Problem requirements ▸
Each record below is to be reproduced without any change.
— start —
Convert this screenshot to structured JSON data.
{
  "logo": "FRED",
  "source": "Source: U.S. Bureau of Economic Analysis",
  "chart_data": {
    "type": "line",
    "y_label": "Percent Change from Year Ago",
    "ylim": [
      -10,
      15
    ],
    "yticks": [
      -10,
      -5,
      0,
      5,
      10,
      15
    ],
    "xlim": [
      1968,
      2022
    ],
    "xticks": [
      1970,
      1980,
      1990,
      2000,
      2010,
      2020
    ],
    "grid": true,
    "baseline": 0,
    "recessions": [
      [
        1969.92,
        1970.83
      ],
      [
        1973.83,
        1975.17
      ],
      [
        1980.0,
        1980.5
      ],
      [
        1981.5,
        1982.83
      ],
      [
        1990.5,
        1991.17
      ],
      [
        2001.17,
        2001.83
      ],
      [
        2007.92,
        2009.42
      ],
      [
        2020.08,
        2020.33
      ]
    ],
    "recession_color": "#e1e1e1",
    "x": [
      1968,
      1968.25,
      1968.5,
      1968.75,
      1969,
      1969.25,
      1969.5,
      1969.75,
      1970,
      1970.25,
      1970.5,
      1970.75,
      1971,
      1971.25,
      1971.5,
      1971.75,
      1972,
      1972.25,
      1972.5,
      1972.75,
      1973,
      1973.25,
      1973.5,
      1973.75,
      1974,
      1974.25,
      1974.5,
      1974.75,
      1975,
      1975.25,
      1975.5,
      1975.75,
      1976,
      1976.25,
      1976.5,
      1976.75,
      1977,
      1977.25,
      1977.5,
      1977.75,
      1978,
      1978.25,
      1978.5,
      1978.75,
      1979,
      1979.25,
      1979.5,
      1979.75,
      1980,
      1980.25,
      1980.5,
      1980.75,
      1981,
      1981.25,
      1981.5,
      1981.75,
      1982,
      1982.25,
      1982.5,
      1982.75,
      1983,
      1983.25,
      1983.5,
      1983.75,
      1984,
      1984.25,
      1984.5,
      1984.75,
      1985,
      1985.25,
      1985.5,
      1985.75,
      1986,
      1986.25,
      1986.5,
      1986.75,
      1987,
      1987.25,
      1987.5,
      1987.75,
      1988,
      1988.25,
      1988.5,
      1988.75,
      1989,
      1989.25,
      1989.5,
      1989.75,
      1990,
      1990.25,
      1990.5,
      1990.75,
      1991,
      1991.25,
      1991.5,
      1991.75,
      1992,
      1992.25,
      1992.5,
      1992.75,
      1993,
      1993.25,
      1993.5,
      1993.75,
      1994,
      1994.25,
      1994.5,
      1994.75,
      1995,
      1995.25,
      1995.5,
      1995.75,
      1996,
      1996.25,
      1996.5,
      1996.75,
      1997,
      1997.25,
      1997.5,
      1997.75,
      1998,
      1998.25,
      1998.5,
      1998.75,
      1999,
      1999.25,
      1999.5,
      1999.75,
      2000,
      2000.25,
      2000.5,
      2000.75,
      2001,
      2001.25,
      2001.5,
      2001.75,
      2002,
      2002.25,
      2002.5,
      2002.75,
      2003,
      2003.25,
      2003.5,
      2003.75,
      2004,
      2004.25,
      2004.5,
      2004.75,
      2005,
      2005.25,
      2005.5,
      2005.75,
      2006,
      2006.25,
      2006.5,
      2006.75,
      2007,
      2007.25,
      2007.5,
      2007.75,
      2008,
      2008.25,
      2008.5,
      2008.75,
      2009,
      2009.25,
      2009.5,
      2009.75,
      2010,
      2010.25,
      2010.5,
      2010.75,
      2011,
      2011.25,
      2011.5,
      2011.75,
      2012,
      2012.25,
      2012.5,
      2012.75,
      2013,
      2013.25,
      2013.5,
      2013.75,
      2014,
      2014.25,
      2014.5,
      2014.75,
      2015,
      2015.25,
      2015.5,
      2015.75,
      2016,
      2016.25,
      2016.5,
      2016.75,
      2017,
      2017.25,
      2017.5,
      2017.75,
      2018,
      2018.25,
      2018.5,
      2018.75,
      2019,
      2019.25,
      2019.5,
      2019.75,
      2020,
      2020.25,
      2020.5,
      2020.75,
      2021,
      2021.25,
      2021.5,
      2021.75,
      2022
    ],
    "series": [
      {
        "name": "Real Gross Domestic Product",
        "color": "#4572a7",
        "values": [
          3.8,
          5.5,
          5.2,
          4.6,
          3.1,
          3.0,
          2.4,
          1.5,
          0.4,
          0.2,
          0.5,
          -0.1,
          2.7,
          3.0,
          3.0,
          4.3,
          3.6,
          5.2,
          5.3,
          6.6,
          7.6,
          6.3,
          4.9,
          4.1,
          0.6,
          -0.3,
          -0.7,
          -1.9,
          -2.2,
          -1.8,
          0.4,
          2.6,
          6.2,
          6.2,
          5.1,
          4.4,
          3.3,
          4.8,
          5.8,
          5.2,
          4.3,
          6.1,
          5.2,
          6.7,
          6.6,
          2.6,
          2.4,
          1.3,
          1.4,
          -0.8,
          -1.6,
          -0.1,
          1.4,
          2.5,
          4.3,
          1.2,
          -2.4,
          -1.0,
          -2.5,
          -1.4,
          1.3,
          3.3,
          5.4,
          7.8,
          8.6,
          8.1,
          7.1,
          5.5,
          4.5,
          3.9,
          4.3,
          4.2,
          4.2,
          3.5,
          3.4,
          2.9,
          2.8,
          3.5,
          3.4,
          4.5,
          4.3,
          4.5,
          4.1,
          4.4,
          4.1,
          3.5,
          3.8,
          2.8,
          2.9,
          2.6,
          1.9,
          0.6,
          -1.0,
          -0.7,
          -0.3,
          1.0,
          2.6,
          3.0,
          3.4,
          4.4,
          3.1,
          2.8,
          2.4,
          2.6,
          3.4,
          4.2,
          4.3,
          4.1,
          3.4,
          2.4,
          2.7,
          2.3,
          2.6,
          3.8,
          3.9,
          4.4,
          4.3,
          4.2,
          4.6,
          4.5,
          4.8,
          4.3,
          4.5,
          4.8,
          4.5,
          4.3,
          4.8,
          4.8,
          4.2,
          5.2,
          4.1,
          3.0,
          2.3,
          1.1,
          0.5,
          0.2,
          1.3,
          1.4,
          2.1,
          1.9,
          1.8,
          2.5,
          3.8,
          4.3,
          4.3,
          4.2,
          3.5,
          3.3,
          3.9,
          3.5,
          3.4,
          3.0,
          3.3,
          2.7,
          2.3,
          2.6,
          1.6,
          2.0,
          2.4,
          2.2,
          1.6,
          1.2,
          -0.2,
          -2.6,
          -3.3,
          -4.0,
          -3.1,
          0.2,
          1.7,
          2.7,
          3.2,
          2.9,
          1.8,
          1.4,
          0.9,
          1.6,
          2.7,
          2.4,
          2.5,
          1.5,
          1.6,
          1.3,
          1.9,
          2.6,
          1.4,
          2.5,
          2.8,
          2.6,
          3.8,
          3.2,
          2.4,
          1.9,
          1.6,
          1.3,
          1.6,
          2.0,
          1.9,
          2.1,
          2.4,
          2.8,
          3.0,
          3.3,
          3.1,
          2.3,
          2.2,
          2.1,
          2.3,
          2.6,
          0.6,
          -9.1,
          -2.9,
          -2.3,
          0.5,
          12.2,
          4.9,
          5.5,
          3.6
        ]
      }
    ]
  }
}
— end —
Response to this exercise ▸
Convert this screenshot to structured JSON data.
{
  "logo": "FRED",
  "source": "Source: U.S. Bureau of Economic Analysis",
  "chart_data": {
    "type": "line",
    "y_label": "Percent Change from Year Ago",
    "ylim": [
      -10,
      15
    ],
    "yticks": [
      -10,
      -5,
      0,
      5,
      10,
      15
    ],
    "xlim": [
      1968,
      2022
    ],
    "xticks": [
      1970,
      1980,
      1990,
      2000,
      2010,
      2020
    ],
    "grid": true,
    "baseline": 0,
    "recessions": [
      [
        1969.92,
        1970.83
      ],
      [
        1973.83,
        1975.17
      ],
      [
        1980.0,
        1980.5
      ],
      [
        1981.5,
        1982.83
      ],
      [
        1990.5,
        1991.17
      ],
      [
        2001.17,
        2001.83
      ],
      [
        2007.92,
        2009.42
      ],
      [
        2020.08,
        2020.33
      ]
    ],
    "recession_color": "#e1e1e1",
    "x": [
      1968,
      1968.25,
      1968.5,
      1968.75,
      1969,
      1969.25,
      1969.5,
      1969.75,
      1970,
      1970.25,
      1970.5,
      1970.75,
      1971,
      1971.25,
      1971.5,
      1971.75,
      1972,
      1972.25,
      1972.5,
      1972.75,
      1973,
      1973.25,
      1973.5,
      1973.75,
      1974,
      1974.25,
      1974.5,
      1974.75,
      1975,
      1975.25,
      1975.5,
      1975.75,
      1976,
      1976.25,
      1976.5,
      1976.75,
      1977,
      1977.25,
      1977.5,
      1977.75,
      1978,
      1978.25,
      1978.5,
      1978.75,
      1979,
      1979.25,
      1979.5,
      1979.75,
      1980,
      1980.25,
      1980.5,
      1980.75,
      1981,
      1981.25,
      1981.5,
      1981.75,
      1982,
      1982.25,
      1982.5,
      1982.75,
      1983,
      1983.25,
      1983.5,
      1983.75,
      1984,
      1984.25,
      1984.5,
      1984.75,
      1985,
      1985.25,
      1985.5,
      1985.75,
      1986,
      1986.25,
      1986.5,
      1986.75,
      1987,
      1987.25,
      1987.5,
      1987.75,
      1988,
      1988.25,
      1988.5,
      1988.75,
      1989,
      1989.25,
      1989.5,
      1989.75,
      1990,
      1990.25,
      1990.5,
      1990.75,
      1991,
      1991.25,
      1991.5,
      1991.75,
      1992,
      1992.25,
      1992.5,
      1992.75,
      1993,
      1993.25,
      1993.5,
      1993.75,
      1994,
      1994.25,
      1994.5,
      1994.75,
      1995,
      1995.25,
      1995.5,
      1995.75,
      1996,
      1996.25,
      1996.5,
      1996.75,
      1997,
      1997.25,
      1997.5,
      1997.75,
      1998,
      1998.25,
      1998.5,
      1998.75,
      1999,
      1999.25,
      1999.5,
      1999.75,
      2000,
      2000.25,
      2000.5,
      2000.75,
      2001,
      2001.25,
      2001.5,
      2001.75,
      2002,
      2002.25,
      2002.5,
      2002.75,
      2003,
      2003.25,
      2003.5,
      2003.75,
      2004,
      2004.25,
      2004.5,
      2004.75,
      2005,
      2005.25,
      2005.5,
      2005.75,
      2006,
      2006.25,
      2006.5,
      2006.75,
      2007,
      2007.25,
      2007.5,
      2007.75,
      2008,
      2008.25,
      2008.5,
      2008.75,
      2009,
      2009.25,
      2009.5,
      2009.75,
      2010,
      2010.25,
      2010.5,
      2010.75,
      2011,
      2011.25,
      2011.5,
      2011.75,
      2012,
      2012.25,
      2012.5,
      2012.75,
      2013,
      2013.25,
      2013.5,
      2013.75,
      2014,
      2014.25,
      2014.5,
      2014.75,
      2015,
      2015.25,
      2015.5,
      2015.75,
      2016,
      2016.25,
      2016.5,
      2016.75,
      2017,
      2017.25,
      2017.5,
      2017.75,
      2018,
      2018.25,
      2018.5,
      2018.75,
      2019,
      2019.25,
      2019.5,
      2019.75,
      2020,
      2020.25,
      2020.5,
      2020.75,
      2021,
      2021.25,
      2021.5,
      2021.75,
      2022
    ],
    "series": [
      {
        "name": "Real Gross Domestic Product",
        "color": "#4572a7",
        "values": [
          3.8,
          5.5,
          5.2,
          4.6,
          3.1,
          3.0,
          2.4,
          1.5,
          0.4,
          0.2,
          0.5,
          -0.1,
          2.7,
          3.0,
          3.0,
          4.3,
          3.6,
          5.2,
          5.3,
          6.6,
          7.6,
          6.3,
          4.9,
          4.1,
          0.6,
          -0.3,
          -0.7,
          -1.9,
          -2.2,
          -1.8,
          0.4,
          2.6,
          6.2,
          6.2,
          5.1,
          4.4,
          3.3,
          4.8,
          5.8,
          5.2,
          4.3,
          6.1,
          5.2,
          6.7,
          6.6,
          2.6,
          2.4,
          1.3,
          1.4,
          -0.8,
          -1.6,
          -0.1,
          1.4,
          2.5,
          4.3,
          1.2,
          -2.4,
          -1.0,
          -2.5,
          -1.4,
          1.3,
          3.3,
          5.4,
          7.8,
          8.6,
          8.1,
          7.1,
          5.5,
          4.5,
          3.9,
          4.3,
          4.2,
          4.2,
          3.5,
          3.4,
          2.9,
          2.8,
          3.5,
          3.4,
          4.5,
          4.3,
          4.5,
          4.1,
          4.4,
          4.1,
          3.5,
          3.8,
          2.8,
          2.9,
          2.6,
          1.9,
          0.6,
          -1.0,
          -0.7,
          -0.3,
          1.0,
          2.6,
          3.0,
          3.4,
          4.4,
          3.1,
          2.8,
          2.4,
          2.6,
          3.4,
          4.2,
          4.3,
          4.1,
          3.4,
          2.4,
          2.7,
          2.3,
          2.6,
          3.8,
          3.9,
          4.4,
          4.3,
          4.2,
          4.6,
          4.5,
          4.8,
          4.3,
          4.5,
          4.8,
          4.5,
          4.3,
          4.8,
          4.8,
          4.2,
          5.2,
          4.1,
          3.0,
          2.3,
          1.1,
          0.5,
          0.2,
          1.3,
          1.4,
          2.1,
          1.9,
          1.8,
          2.5,
          3.8,
          4.3,
          4.3,
          4.2,
          3.5,
          3.3,
          3.9,
          3.5,
          3.4,
          3.0,
          3.3,
          2.7,
          2.3,
          2.6,
          1.6,
          2.0,
          2.4,
          2.2,
          1.6,
          1.2,
          -0.2,
          -2.6,
          -3.3,
          -4.0,
          -3.1,
          0.2,
          1.7,
          2.7,
          3.2,
          2.9,
          1.8,
          1.4,
          0.9,
          1.6,
          2.7,
          2.4,
          2.5,
          1.5,
          1.6,
          1.3,
          1.9,
          2.6,
          1.4,
          2.5,
          2.8,
          2.6,
          3.8,
          3.2,
          2.4,
          1.9,
          1.6,
          1.3,
          1.6,
          2.0,
          1.9,
          2.1,
          2.4,
          2.8,
          3.0,
          3.3,
          3.1,
          2.3,
          2.2,
          2.1,
          2.3,
          2.6,
          0.6,
          -9.1,
          -2.9,
          -2.3,
          0.5,
          12.2,
          4.9,
          5.5,
          3.6
        ]
      }
    ]
  }
}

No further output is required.